> _What you are asked to do_: All records shown below should be given again, character for character.

> _Data for this task_:
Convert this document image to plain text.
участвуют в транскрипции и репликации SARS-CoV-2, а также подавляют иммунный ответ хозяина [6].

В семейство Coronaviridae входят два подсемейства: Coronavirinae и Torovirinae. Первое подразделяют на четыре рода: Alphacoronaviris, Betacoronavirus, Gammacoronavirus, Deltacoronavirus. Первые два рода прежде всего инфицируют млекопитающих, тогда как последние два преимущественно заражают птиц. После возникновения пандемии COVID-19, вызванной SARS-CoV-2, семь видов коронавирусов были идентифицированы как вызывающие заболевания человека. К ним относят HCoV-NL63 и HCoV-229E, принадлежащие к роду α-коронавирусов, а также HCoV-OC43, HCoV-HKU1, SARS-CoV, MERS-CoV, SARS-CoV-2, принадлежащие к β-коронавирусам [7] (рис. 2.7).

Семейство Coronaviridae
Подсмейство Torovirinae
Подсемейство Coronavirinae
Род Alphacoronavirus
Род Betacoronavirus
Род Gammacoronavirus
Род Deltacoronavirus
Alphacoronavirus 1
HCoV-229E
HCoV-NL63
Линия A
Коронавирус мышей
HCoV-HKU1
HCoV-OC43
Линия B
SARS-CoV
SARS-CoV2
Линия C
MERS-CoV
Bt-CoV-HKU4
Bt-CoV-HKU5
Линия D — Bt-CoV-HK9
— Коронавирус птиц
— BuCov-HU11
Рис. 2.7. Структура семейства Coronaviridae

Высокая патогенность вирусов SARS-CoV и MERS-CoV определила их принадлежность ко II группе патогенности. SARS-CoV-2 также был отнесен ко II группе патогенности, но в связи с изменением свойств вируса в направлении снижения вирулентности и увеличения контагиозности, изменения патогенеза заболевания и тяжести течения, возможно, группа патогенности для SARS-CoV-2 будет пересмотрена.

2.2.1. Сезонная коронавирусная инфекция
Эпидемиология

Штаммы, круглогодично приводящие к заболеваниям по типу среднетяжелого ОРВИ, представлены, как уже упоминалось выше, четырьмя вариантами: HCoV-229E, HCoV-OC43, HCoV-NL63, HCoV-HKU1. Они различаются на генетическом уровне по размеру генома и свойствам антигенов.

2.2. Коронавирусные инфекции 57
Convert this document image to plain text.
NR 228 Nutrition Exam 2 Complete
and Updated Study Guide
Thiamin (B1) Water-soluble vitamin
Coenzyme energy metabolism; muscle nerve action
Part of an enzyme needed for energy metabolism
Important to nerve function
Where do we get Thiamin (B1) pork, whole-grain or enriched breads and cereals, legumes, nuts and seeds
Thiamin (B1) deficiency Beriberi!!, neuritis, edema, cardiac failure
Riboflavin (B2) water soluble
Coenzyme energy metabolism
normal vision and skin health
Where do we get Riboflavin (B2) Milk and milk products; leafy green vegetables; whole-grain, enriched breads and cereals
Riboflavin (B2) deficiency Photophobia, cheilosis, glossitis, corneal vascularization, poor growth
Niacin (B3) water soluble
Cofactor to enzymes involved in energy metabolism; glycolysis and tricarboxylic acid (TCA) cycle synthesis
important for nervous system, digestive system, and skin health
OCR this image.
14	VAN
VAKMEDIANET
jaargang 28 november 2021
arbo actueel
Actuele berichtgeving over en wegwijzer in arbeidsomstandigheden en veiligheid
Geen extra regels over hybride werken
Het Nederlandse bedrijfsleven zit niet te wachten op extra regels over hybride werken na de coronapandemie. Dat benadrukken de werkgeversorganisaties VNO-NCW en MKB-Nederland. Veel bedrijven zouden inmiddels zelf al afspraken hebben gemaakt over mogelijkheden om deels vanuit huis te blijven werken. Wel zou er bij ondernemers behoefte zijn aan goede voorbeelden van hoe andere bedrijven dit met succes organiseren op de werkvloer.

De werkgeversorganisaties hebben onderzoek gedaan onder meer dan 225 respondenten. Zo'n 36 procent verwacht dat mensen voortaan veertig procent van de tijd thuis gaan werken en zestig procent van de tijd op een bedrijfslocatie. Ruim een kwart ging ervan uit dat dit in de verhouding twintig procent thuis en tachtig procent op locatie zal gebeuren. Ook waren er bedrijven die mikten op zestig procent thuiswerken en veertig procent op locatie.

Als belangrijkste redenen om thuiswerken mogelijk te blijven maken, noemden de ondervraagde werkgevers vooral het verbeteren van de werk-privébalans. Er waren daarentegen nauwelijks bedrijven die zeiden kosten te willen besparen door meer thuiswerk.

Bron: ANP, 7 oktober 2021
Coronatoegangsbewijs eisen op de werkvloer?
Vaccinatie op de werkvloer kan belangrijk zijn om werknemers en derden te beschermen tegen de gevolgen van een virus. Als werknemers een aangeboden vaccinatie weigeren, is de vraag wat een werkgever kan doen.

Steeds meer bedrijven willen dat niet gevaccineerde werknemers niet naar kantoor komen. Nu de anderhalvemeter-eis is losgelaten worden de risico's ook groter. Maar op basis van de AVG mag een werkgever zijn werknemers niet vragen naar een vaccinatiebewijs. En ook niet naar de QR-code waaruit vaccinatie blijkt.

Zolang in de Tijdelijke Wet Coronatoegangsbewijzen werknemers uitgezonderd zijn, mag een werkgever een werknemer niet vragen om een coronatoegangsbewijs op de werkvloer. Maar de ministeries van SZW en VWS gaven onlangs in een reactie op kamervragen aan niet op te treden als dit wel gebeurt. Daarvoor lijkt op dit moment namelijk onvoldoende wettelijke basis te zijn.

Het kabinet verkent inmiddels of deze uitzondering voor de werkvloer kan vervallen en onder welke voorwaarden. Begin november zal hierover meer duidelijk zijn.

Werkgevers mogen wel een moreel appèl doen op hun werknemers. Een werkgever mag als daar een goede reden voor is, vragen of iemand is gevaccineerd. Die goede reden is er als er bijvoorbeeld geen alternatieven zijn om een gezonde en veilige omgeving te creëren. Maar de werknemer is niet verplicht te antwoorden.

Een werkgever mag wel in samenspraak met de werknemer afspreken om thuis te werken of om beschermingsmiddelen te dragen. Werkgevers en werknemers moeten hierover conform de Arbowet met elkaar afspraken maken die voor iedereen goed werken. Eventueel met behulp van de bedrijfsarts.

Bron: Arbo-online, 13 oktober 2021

> _Written answer_:
Convert this document image to plain text.
участвуют в транскрипции и репликации SARS-CoV-2, а также подавляют иммунный ответ хозяина [6].

В семейство Coronaviridae входят два подсемейства: Coronavirinae и Torovirinae. Первое подразделяют на четыре рода: Alphacoronaviris, Betacoronavirus, Gammacoronavirus, Deltacoronavirus. Первые два рода прежде всего инфицируют млекопитающих, тогда как последние два преимущественно заражают птиц. После возникновения пандемии COVID-19, вызванной SARS-CoV-2, семь видов коронавирусов были идентифицированы как вызывающие заболевания человека. К ним относят HCoV-NL63 и HCoV-229E, принадлежащие к роду α-коронавирусов, а также HCoV-OC43, HCoV-HKU1, SARS-CoV, MERS-CoV, SARS-CoV-2, принадлежащие к β-коронавирусам [7] (рис. 2.7).

Семейство Coronaviridae
Подсмейство Torovirinae
Подсемейство Coronavirinae
Род Alphacoronavirus
Род Betacoronavirus
Род Gammacoronavirus
Род Deltacoronavirus
Alphacoronavirus 1
HCoV-229E
HCoV-NL63
Линия A
Коронавирус мышей
HCoV-HKU1
HCoV-OC43
Линия B
SARS-CoV
SARS-CoV2
Линия C
MERS-CoV
Bt-CoV-HKU4
Bt-CoV-HKU5
Линия D — Bt-CoV-HK9
— Коронавирус птиц
— BuCov-HU11
Рис. 2.7. Структура семейства Coronaviridae

Высокая патогенность вирусов SARS-CoV и MERS-CoV определила их принадлежность ко II группе патогенности. SARS-CoV-2 также был отнесен ко II группе патогенности, но в связи с изменением свойств вируса в направлении снижения вирулентности и увеличения контагиозности, изменения патогенеза заболевания и тяжести течения, возможно, группа патогенности для SARS-CoV-2 будет пересмотрена.

2.2.1. Сезонная коронавирусная инфекция
Эпидемиология

Штаммы, круглогодично приводящие к заболеваниям по типу среднетяжелого ОРВИ, представлены, как уже упоминалось выше, четырьмя вариантами: HCoV-229E, HCoV-OC43, HCoV-NL63, HCoV-HKU1. Они различаются на генетическом уровне по размеру генома и свойствам антигенов.

2.2. Коронавирусные инфекции 57
Convert this document image to plain text.
NR 228 Nutrition Exam 2 Complete
and Updated Study Guide
Thiamin (B1) Water-soluble vitamin
Coenzyme energy metabolism; muscle nerve action
Part of an enzyme needed for energy metabolism
Important to nerve function
Where do we get Thiamin (B1) pork, whole-grain or enriched breads and cereals, legumes, nuts and seeds
Thiamin (B1) deficiency Beriberi!!, neuritis, edema, cardiac failure
Riboflavin (B2) water soluble
Coenzyme energy metabolism
normal vision and skin health
Where do we get Riboflavin (B2) Milk and milk products; leafy green vegetables; whole-grain, enriched breads and cereals
Riboflavin (B2) deficiency Photophobia, cheilosis, glossitis, corneal vascularization, poor growth
Niacin (B3) water soluble
Cofactor to enzymes involved in energy metabolism; glycolysis and tricarboxylic acid (TCA) cycle synthesis
important for nervous system, digestive system, and skin health
OCR this image.
14	VAN
VAKMEDIANET
jaargang 28 november 2021
arbo actueel
Actuele berichtgeving over en wegwijzer in arbeidsomstandigheden en veiligheid
Geen extra regels over hybride werken
Het Nederlandse bedrijfsleven zit niet te wachten op extra regels over hybride werken na de coronapandemie. Dat benadrukken de werkgeversorganisaties VNO-NCW en MKB-Nederland. Veel bedrijven zouden inmiddels zelf al afspraken hebben gemaakt over mogelijkheden om deels vanuit huis te blijven werken. Wel zou er bij ondernemers behoefte zijn aan goede voorbeelden van hoe andere bedrijven dit met succes organiseren op de werkvloer.

De werkgeversorganisaties hebben onderzoek gedaan onder meer dan 225 respondenten. Zo'n 36 procent verwacht dat mensen voortaan veertig procent van de tijd thuis gaan werken en zestig procent van de tijd op een bedrijfslocatie. Ruim een kwart ging ervan uit dat dit in de verhouding twintig procent thuis en tachtig procent op locatie zal gebeuren. Ook waren er bedrijven die mikten op zestig procent thuiswerken en veertig procent op locatie.

Als belangrijkste redenen om thuiswerken mogelijk te blijven maken, noemden de ondervraagde werkgevers vooral het verbeteren van de werk-privébalans. Er waren daarentegen nauwelijks bedrijven die zeiden kosten te willen besparen door meer thuiswerk.

Bron: ANP, 7 oktober 2021
Coronatoegangsbewijs eisen op de werkvloer?
Vaccinatie op de werkvloer kan belangrijk zijn om werknemers en derden te beschermen tegen de gevolgen van een virus. Als werknemers een aangeboden vaccinatie weigeren, is de vraag wat een werkgever kan doen.

Steeds meer bedrijven willen dat niet gevaccineerde werknemers niet naar kantoor komen. Nu de anderhalvemeter-eis is losgelaten worden de risico's ook groter. Maar op basis van de AVG mag een werkgever zijn werknemers niet vragen naar een vaccinatiebewijs. En ook niet naar de QR-code waaruit vaccinatie blijkt.

Zolang in de Tijdelijke Wet Coronatoegangsbewijzen werknemers uitgezonderd zijn, mag een werkgever een werknemer niet vragen om een coronatoegangsbewijs op de werkvloer. Maar de ministeries van SZW en VWS gaven onlangs in een reactie op kamervragen aan niet op te treden als dit wel gebeurt. Daarvoor lijkt op dit moment namelijk onvoldoende wettelijke basis te zijn.

Het kabinet verkent inmiddels of deze uitzondering voor de werkvloer kan vervallen en onder welke voorwaarden. Begin november zal hierover meer duidelijk zijn.

Werkgevers mogen wel een moreel appèl doen op hun werknemers. Een werkgever mag als daar een goede reden voor is, vragen of iemand is gevaccineerd. Die goede reden is er als er bijvoorbeeld geen alternatieven zijn om een gezonde en veilige omgeving te creëren. Maar de werknemer is niet verplicht te antwoorden.

Een werkgever mag wel in samenspraak met de werknemer afspreken om thuis te werken of om beschermingsmiddelen te dragen. Werkgevers en werknemers moeten hierover conform de Arbowet met elkaar afspraken maken die voor iedereen goed werken. Eventueel met behulp van de bedrijfsarts.

Bron: Arbo-online, 13 oktober 2021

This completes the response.